Dataset excerpts
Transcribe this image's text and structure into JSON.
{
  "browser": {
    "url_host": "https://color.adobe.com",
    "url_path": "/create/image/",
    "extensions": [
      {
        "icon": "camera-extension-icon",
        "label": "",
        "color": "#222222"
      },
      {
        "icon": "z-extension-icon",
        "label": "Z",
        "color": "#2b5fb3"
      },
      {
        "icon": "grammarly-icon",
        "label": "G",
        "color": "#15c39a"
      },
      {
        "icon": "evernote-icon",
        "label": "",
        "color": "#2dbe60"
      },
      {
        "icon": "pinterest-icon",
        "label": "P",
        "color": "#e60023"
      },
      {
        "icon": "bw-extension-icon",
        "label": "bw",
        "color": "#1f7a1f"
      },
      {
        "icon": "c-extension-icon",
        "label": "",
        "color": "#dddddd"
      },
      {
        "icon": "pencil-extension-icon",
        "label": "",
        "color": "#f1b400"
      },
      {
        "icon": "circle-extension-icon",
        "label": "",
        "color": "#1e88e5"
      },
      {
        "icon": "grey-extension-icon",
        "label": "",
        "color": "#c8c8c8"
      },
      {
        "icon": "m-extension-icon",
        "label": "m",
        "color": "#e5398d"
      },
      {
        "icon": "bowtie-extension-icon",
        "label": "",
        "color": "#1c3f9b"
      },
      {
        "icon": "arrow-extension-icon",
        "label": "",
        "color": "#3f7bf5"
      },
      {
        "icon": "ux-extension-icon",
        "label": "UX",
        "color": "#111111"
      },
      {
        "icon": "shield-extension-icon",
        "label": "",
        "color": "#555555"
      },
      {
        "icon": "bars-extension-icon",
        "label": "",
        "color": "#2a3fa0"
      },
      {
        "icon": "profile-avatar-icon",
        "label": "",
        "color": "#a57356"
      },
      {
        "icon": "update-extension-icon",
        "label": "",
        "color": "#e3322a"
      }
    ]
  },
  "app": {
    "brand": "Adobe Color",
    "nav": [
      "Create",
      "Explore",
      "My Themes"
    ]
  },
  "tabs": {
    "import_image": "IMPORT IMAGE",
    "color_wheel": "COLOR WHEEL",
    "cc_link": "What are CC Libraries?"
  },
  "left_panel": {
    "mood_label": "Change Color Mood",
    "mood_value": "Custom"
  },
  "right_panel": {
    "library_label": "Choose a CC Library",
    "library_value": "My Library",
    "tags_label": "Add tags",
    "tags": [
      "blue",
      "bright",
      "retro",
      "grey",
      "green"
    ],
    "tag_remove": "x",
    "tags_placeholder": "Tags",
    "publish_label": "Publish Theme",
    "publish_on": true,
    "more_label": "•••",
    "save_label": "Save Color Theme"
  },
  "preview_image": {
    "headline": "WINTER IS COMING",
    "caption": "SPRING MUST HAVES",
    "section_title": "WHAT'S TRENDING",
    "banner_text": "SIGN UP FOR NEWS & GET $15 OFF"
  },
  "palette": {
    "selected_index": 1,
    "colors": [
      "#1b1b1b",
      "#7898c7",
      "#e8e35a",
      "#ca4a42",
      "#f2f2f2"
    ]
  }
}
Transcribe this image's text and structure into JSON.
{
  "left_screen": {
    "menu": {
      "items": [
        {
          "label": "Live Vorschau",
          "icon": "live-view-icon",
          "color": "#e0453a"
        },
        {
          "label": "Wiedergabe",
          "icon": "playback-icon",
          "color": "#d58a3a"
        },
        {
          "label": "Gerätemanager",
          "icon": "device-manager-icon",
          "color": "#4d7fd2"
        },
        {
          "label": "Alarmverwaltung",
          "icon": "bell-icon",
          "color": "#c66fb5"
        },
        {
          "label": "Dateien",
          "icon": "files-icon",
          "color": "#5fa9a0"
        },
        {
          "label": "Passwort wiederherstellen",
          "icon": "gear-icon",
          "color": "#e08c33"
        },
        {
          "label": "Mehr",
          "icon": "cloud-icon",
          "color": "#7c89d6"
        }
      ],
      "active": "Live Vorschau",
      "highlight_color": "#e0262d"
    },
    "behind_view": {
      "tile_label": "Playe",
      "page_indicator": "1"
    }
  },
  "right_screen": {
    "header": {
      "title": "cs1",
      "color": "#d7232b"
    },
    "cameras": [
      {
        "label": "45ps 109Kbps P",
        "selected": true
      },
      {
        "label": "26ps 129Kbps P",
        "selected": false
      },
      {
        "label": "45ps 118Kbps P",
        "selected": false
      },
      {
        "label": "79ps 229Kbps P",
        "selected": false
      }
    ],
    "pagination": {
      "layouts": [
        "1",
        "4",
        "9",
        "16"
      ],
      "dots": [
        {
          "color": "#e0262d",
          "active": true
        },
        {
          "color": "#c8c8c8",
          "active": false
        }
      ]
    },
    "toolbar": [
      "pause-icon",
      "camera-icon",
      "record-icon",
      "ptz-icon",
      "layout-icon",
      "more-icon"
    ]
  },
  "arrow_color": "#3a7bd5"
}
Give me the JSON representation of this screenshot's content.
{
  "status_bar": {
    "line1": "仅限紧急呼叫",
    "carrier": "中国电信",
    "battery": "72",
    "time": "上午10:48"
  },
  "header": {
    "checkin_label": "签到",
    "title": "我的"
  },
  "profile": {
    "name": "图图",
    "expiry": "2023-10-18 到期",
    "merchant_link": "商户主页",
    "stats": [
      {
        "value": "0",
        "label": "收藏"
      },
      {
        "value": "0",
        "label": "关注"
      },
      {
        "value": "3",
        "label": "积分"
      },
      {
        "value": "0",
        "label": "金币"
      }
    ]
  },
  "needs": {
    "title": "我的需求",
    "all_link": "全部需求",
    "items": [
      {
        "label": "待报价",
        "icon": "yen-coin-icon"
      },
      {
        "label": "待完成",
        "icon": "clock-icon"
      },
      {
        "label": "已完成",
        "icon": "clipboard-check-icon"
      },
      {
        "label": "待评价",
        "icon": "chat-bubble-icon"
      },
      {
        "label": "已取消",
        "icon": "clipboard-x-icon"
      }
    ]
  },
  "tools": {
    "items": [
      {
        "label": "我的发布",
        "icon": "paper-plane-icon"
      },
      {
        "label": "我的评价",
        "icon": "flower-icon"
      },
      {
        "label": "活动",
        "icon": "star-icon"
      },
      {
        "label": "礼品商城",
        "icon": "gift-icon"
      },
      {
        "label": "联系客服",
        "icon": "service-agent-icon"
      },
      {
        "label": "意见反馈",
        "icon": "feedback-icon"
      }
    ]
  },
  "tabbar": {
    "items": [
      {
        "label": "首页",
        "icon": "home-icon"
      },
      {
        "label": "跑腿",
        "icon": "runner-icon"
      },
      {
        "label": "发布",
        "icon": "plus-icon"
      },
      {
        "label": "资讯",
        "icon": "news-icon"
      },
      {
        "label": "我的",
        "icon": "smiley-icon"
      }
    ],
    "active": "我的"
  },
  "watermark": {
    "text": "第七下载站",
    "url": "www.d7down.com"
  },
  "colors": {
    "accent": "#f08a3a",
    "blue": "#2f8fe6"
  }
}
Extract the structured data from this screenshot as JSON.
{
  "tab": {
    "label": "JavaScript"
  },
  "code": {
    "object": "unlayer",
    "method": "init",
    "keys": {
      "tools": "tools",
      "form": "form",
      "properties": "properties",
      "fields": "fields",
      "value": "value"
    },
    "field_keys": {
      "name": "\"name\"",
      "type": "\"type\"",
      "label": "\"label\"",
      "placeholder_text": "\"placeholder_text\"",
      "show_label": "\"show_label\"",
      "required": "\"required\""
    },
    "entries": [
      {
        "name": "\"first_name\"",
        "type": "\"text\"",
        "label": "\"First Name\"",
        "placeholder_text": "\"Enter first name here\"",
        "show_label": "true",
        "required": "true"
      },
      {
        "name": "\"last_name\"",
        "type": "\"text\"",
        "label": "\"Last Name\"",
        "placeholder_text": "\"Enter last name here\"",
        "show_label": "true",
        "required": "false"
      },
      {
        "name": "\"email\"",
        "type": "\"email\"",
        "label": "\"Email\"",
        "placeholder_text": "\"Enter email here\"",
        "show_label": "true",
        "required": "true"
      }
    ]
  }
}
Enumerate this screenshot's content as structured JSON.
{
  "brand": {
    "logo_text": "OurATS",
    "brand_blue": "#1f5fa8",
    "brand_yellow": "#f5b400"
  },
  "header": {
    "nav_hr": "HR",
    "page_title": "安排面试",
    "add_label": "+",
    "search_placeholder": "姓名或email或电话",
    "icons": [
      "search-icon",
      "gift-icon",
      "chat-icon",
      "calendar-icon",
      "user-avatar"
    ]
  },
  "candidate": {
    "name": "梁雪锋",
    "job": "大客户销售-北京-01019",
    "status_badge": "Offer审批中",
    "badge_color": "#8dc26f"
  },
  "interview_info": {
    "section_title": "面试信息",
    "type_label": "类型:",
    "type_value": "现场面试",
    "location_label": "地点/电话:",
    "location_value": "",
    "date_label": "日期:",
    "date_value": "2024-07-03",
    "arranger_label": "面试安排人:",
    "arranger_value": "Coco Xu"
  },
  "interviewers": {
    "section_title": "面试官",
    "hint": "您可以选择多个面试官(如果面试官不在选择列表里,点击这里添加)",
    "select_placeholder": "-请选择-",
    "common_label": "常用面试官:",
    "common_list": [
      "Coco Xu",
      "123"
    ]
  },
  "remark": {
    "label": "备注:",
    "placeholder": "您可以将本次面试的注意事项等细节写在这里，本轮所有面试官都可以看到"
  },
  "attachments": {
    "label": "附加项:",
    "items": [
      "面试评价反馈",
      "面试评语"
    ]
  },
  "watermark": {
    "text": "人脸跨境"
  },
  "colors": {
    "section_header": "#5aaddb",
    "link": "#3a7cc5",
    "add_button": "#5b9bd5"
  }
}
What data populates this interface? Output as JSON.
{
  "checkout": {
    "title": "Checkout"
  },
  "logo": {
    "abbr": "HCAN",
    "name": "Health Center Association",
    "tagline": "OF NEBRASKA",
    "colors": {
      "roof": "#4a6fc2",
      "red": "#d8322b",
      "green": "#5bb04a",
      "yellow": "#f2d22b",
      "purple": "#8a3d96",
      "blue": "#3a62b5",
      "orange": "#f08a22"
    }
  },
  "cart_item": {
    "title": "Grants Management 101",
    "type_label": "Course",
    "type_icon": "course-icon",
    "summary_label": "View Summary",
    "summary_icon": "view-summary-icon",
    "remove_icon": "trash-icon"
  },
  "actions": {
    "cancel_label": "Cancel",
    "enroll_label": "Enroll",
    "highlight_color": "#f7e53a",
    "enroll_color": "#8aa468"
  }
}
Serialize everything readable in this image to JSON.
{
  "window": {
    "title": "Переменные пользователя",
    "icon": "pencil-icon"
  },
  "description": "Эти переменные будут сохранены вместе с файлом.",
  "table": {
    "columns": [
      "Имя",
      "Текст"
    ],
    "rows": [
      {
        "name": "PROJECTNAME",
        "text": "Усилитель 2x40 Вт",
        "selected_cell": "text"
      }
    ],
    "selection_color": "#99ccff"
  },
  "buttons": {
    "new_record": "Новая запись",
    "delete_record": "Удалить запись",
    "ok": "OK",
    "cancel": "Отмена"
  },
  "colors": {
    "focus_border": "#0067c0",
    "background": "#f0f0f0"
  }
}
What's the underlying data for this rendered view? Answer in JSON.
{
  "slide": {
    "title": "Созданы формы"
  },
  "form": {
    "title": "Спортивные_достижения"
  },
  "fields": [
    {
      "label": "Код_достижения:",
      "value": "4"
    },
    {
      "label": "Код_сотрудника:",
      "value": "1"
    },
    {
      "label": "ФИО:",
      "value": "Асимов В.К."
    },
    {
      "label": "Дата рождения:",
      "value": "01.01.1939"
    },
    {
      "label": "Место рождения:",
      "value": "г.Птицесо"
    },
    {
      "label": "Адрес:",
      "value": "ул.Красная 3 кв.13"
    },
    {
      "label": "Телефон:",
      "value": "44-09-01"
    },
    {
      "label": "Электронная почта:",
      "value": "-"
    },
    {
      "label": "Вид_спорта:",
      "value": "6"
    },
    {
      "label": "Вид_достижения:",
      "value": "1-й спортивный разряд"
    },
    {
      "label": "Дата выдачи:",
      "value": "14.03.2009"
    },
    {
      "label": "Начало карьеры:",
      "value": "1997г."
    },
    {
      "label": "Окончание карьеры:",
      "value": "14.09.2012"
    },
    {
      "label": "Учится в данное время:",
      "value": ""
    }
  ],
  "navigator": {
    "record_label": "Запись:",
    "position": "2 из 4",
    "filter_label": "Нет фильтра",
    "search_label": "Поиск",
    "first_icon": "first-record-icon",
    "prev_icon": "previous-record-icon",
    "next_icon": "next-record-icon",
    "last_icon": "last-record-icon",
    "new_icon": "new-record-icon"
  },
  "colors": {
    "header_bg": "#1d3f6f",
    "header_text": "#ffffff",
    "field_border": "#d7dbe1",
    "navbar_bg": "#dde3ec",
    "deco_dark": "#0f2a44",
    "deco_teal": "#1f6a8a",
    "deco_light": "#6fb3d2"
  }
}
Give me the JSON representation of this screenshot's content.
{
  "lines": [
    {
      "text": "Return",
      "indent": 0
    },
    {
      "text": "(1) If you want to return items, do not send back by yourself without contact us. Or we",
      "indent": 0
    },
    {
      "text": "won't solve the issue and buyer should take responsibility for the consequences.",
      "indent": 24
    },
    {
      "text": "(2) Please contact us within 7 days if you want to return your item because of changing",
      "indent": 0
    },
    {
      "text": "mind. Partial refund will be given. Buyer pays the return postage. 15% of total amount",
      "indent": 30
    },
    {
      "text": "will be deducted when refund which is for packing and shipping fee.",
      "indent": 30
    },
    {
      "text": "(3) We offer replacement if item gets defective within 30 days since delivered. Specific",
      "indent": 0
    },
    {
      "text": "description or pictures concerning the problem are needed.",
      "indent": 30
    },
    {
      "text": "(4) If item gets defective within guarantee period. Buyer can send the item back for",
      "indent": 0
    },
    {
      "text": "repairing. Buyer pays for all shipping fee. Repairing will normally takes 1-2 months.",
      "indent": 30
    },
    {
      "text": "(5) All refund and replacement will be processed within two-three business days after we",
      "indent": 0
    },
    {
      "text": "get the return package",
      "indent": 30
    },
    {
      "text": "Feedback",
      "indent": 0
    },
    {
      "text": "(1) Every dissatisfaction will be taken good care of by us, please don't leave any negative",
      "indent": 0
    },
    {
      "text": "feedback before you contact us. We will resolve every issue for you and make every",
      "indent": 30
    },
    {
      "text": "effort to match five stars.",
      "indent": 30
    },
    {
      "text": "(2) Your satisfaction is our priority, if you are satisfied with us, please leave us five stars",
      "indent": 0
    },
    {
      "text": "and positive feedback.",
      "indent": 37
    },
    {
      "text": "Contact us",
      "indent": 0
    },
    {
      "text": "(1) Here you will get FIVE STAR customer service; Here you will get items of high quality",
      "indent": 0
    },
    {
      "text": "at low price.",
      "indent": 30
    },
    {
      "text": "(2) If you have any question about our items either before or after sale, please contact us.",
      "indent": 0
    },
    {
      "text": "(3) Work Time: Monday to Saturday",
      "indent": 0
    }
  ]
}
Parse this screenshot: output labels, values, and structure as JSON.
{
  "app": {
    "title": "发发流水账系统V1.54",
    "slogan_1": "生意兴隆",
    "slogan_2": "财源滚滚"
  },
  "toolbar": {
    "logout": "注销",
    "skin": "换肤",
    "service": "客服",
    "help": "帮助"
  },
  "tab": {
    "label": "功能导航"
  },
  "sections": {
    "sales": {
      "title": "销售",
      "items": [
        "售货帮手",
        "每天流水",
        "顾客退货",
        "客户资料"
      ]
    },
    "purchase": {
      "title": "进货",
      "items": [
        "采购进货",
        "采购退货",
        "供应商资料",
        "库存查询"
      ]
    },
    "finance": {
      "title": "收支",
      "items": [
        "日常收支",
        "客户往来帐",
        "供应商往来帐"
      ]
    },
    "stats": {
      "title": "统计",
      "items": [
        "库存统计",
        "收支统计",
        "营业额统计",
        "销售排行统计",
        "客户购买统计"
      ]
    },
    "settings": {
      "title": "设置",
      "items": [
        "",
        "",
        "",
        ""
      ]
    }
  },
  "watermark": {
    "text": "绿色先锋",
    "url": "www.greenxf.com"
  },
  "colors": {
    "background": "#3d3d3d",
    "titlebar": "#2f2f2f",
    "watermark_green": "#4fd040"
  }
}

Request
Pick out lines containing the word "defective", each one as written.

Result for this exercise
      "text": "(3) We offer replacement if item gets defective within 30 days since delivered. Specific",
      "text": "(4) If item gets defective within guarantee period. Buyer can send the item back for",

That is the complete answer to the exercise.